* start *

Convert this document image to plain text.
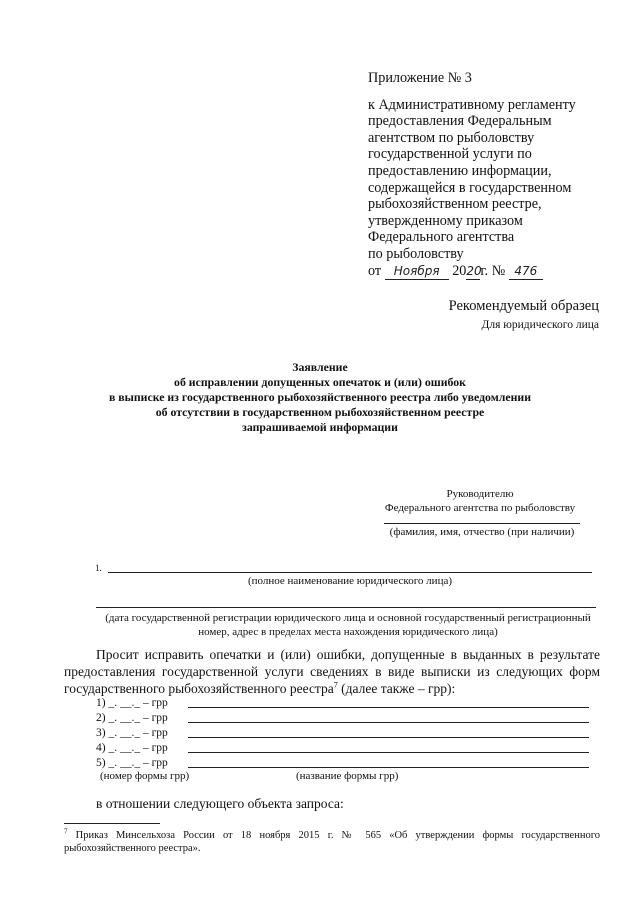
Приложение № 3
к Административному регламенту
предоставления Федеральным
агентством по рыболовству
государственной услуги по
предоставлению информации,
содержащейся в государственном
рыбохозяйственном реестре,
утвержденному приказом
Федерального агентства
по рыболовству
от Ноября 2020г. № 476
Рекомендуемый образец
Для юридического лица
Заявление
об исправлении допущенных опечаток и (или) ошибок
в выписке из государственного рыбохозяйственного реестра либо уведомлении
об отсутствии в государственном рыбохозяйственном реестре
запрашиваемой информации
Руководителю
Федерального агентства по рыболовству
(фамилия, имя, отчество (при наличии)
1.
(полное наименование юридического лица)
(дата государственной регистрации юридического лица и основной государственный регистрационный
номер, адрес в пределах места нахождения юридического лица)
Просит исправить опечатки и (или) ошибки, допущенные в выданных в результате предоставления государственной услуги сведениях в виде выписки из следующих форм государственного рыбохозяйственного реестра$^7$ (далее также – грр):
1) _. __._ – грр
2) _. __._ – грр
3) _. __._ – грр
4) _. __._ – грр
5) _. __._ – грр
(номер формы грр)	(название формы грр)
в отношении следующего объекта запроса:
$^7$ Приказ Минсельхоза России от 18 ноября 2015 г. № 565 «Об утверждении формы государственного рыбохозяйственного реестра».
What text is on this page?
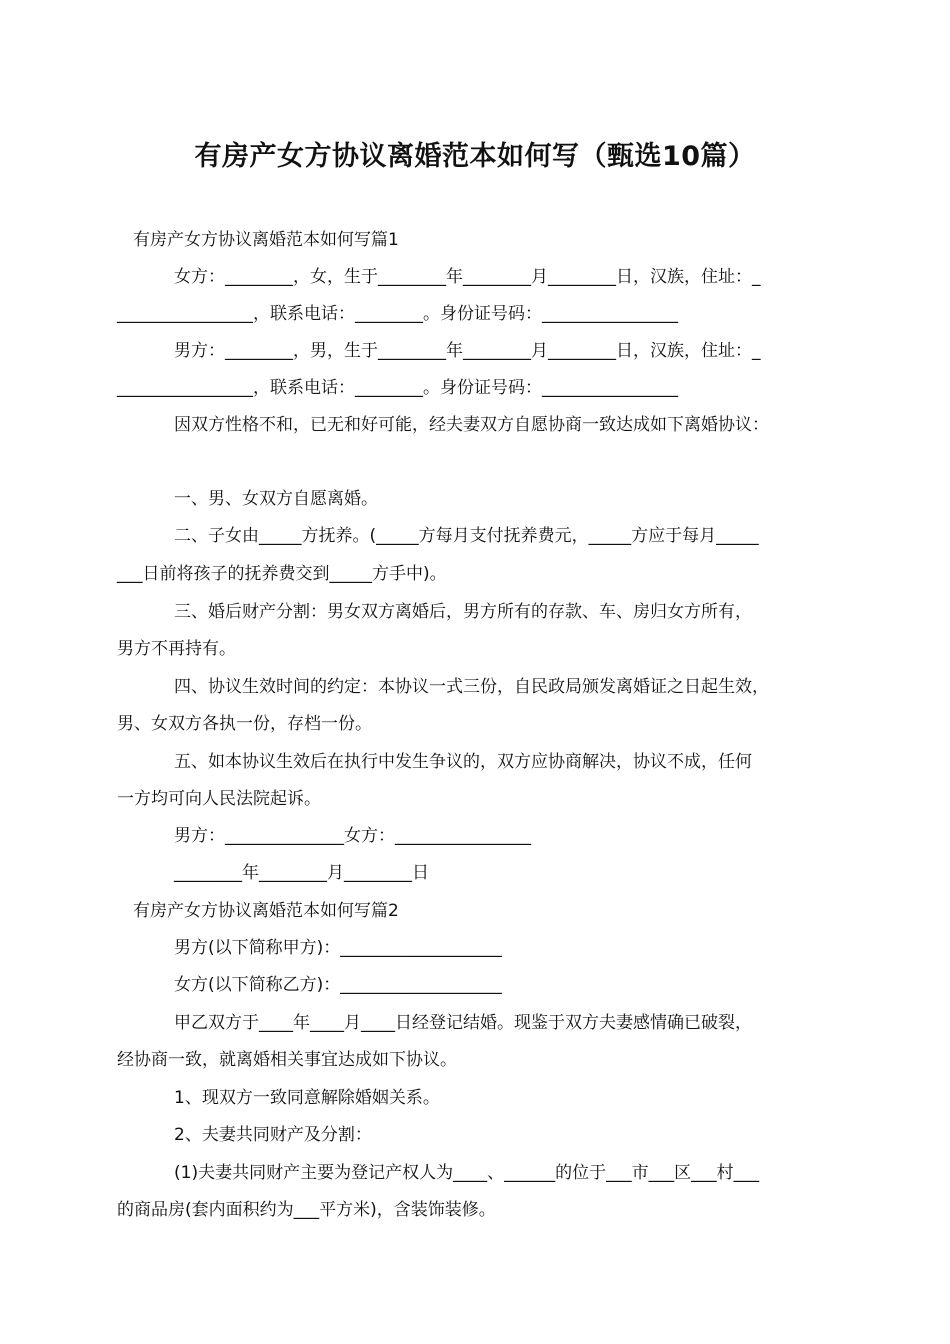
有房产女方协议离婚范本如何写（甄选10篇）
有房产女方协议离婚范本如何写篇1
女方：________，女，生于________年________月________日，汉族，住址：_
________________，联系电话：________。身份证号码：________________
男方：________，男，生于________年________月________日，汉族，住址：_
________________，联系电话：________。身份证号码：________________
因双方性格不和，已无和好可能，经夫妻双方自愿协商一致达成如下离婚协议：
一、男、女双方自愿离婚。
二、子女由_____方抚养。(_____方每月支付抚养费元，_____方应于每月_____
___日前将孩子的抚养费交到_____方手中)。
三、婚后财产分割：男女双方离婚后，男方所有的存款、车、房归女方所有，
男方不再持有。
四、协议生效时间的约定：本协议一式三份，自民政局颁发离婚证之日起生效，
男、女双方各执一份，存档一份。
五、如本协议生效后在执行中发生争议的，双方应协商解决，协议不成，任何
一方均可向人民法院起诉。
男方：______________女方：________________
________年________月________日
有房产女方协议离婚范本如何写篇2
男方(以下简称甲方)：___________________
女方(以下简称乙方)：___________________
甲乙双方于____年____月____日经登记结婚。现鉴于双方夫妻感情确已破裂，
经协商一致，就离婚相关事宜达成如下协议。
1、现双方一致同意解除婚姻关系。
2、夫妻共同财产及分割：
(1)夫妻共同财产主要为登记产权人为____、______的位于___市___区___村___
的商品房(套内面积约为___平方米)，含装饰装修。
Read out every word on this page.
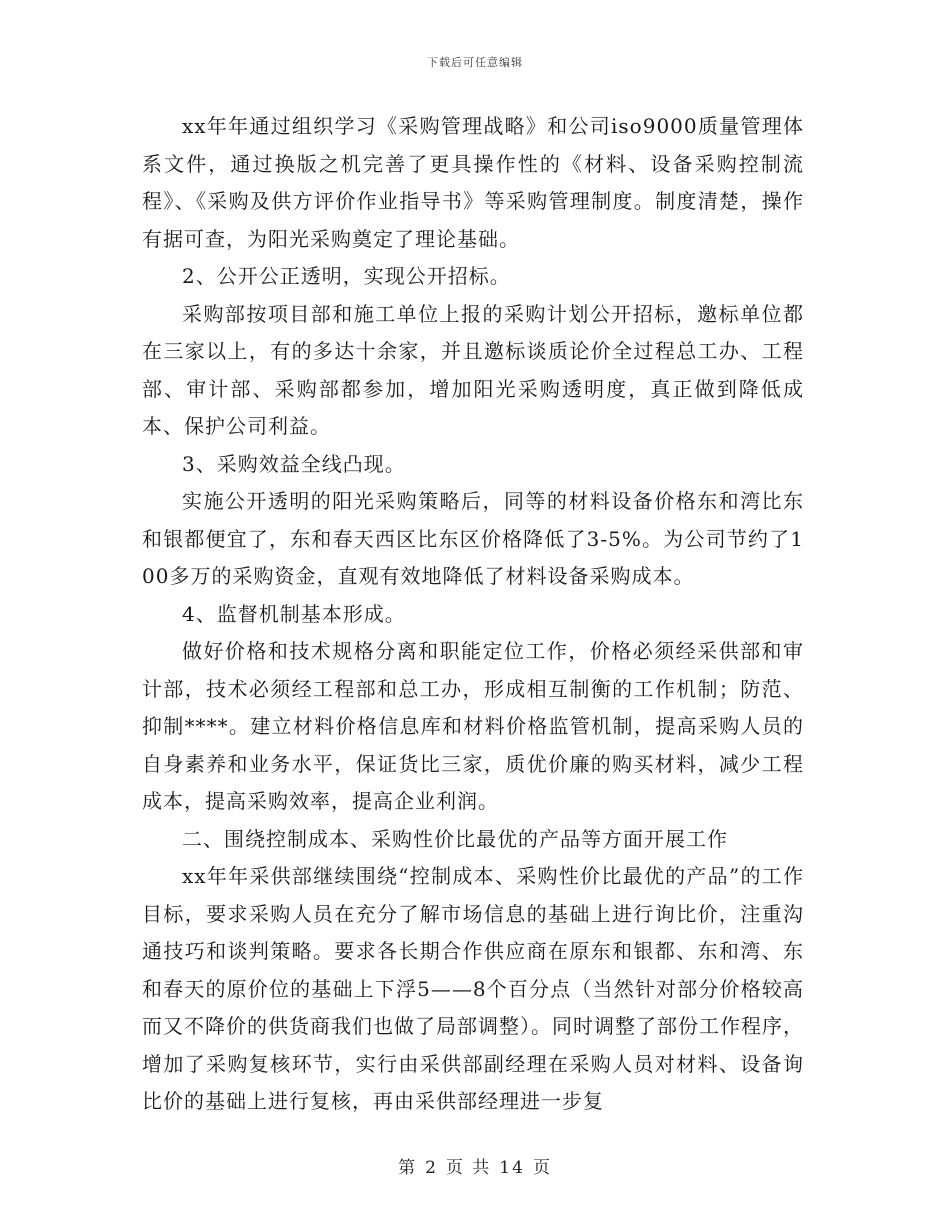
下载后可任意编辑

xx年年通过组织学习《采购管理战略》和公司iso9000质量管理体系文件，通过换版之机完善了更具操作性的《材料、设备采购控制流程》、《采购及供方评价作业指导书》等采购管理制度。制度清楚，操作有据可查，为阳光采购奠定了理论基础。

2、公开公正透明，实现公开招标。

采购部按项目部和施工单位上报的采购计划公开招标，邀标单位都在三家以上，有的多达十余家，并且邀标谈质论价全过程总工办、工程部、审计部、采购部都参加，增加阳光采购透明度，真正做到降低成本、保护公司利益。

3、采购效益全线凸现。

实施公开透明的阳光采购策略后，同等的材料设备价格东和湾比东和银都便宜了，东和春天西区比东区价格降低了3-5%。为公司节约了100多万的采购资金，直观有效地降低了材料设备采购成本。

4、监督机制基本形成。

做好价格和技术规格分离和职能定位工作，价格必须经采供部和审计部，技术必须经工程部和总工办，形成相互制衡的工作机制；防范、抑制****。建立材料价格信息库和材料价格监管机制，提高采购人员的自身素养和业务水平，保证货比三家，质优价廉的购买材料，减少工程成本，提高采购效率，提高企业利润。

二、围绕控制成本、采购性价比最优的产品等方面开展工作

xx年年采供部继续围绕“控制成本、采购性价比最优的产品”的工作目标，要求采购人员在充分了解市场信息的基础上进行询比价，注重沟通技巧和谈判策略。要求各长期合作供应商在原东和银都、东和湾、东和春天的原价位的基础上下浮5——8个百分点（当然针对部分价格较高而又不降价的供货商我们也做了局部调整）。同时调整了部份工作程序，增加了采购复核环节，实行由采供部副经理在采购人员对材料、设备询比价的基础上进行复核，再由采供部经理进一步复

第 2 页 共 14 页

* end *

*What is required*
All of the lines above should be printed exactly, minus the pictures.

*Response for this exercise*
Convert this document image to plain text.
Приложение № 3
к Административному регламенту
предоставления Федеральным
агентством по рыболовству
государственной услуги по
предоставлению информации,
содержащейся в государственном
рыбохозяйственном реестре,
утвержденному приказом
Федерального агентства
по рыболовству
от Ноября 2020г. № 476
Рекомендуемый образец
Для юридического лица
Заявление
об исправлении допущенных опечаток и (или) ошибок
в выписке из государственного рыбохозяйственного реестра либо уведомлении
об отсутствии в государственном рыбохозяйственном реестре
запрашиваемой информации
Руководителю
Федерального агентства по рыболовству
(фамилия, имя, отчество (при наличии)
1.
(полное наименование юридического лица)
(дата государственной регистрации юридического лица и основной государственный регистрационный
номер, адрес в пределах места нахождения юридического лица)
Просит исправить опечатки и (или) ошибки, допущенные в выданных в результате предоставления государственной услуги сведениях в виде выписки из следующих форм государственного рыбохозяйственного реестра$^7$ (далее также – грр):
1) _. __._ – грр
2) _. __._ – грр
3) _. __._ – грр
4) _. __._ – грр
5) _. __._ – грр
(номер формы грр)	(название формы грр)
в отношении следующего объекта запроса:
$^7$ Приказ Минсельхоза России от 18 ноября 2015 г. № 565 «Об утверждении формы государственного рыбохозяйственного реестра».
What text is on this page?
有房产女方协议离婚范本如何写（甄选10篇）
有房产女方协议离婚范本如何写篇1
女方：________，女，生于________年________月________日，汉族，住址：_
________________，联系电话：________。身份证号码：________________
男方：________，男，生于________年________月________日，汉族，住址：_
________________，联系电话：________。身份证号码：________________
因双方性格不和，已无和好可能，经夫妻双方自愿协商一致达成如下离婚协议：
一、男、女双方自愿离婚。
二、子女由_____方抚养。(_____方每月支付抚养费元，_____方应于每月_____
___日前将孩子的抚养费交到_____方手中)。
三、婚后财产分割：男女双方离婚后，男方所有的存款、车、房归女方所有，
男方不再持有。
四、协议生效时间的约定：本协议一式三份，自民政局颁发离婚证之日起生效，
男、女双方各执一份，存档一份。
五、如本协议生效后在执行中发生争议的，双方应协商解决，协议不成，任何
一方均可向人民法院起诉。
男方：______________女方：________________
________年________月________日
有房产女方协议离婚范本如何写篇2
男方(以下简称甲方)：___________________
女方(以下简称乙方)：___________________
甲乙双方于____年____月____日经登记结婚。现鉴于双方夫妻感情确已破裂，
经协商一致，就离婚相关事宜达成如下协议。
1、现双方一致同意解除婚姻关系。
2、夫妻共同财产及分割：
(1)夫妻共同财产主要为登记产权人为____、______的位于___市___区___村___
的商品房(套内面积约为___平方米)，含装饰装修。
Read out every word on this page.
下载后可任意编辑

xx年年通过组织学习《采购管理战略》和公司iso9000质量管理体系文件，通过换版之机完善了更具操作性的《材料、设备采购控制流程》、《采购及供方评价作业指导书》等采购管理制度。制度清楚，操作有据可查，为阳光采购奠定了理论基础。

2、公开公正透明，实现公开招标。

采购部按项目部和施工单位上报的采购计划公开招标，邀标单位都在三家以上，有的多达十余家，并且邀标谈质论价全过程总工办、工程部、审计部、采购部都参加，增加阳光采购透明度，真正做到降低成本、保护公司利益。

3、采购效益全线凸现。

实施公开透明的阳光采购策略后，同等的材料设备价格东和湾比东和银都便宜了，东和春天西区比东区价格降低了3-5%。为公司节约了100多万的采购资金，直观有效地降低了材料设备采购成本。

4、监督机制基本形成。

做好价格和技术规格分离和职能定位工作，价格必须经采供部和审计部，技术必须经工程部和总工办，形成相互制衡的工作机制；防范、抑制****。建立材料价格信息库和材料价格监管机制，提高采购人员的自身素养和业务水平，保证货比三家，质优价廉的购买材料，减少工程成本，提高采购效率，提高企业利润。

二、围绕控制成本、采购性价比最优的产品等方面开展工作

xx年年采供部继续围绕“控制成本、采购性价比最优的产品”的工作目标，要求采购人员在充分了解市场信息的基础上进行询比价，注重沟通技巧和谈判策略。要求各长期合作供应商在原东和银都、东和湾、东和春天的原价位的基础上下浮5——8个百分点（当然针对部分价格较高而又不降价的供货商我们也做了局部调整）。同时调整了部份工作程序，增加了采购复核环节，实行由采供部副经理在采购人员对材料、设备询比价的基础上进行复核，再由采供部经理进一步复

第 2 页 共 14 页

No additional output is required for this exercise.